══ Stored data ══
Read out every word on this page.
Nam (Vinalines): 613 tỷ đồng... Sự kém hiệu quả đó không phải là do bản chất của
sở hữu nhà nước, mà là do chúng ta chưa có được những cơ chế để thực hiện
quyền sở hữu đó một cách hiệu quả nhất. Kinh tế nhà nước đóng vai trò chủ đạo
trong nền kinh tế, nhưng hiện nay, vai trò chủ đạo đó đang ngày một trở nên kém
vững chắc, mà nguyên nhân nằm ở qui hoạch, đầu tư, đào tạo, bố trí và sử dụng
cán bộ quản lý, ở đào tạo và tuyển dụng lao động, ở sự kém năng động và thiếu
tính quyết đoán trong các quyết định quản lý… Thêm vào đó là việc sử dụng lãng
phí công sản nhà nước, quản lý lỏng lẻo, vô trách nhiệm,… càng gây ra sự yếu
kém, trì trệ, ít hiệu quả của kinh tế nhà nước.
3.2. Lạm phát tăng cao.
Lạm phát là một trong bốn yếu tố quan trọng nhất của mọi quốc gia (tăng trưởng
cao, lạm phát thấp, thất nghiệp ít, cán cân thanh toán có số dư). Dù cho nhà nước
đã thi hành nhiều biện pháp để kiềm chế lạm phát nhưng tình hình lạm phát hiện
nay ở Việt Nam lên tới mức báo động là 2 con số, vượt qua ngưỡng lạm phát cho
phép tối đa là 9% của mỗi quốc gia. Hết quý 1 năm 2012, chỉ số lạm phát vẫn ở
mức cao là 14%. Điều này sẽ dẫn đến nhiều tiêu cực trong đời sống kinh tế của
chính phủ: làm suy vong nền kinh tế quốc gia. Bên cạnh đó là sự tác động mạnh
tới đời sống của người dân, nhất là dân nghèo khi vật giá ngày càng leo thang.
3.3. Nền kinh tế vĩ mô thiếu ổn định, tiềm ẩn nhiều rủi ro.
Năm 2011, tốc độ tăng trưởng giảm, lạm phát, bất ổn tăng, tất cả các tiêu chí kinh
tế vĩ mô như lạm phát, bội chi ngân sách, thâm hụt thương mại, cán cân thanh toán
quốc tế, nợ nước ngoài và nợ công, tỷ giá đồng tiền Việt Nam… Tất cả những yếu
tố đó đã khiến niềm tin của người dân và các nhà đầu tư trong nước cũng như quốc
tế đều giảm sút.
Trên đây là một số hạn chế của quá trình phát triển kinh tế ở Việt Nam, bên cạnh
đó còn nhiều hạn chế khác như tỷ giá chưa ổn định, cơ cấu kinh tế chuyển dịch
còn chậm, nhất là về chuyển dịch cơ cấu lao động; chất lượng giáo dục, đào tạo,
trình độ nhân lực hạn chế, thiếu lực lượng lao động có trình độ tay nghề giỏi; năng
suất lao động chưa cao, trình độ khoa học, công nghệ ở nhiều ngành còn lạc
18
═══
Pick each line holding the word "toán" out of the data and copy it.

cao, lạm phát thấp, thất nghiệp ít, cán cân thanh toán có số dư). Dù cho nhà nước
tế vĩ mô như lạm phát, bội chi ngân sách, thâm hụt thương mại, cán cân thanh toán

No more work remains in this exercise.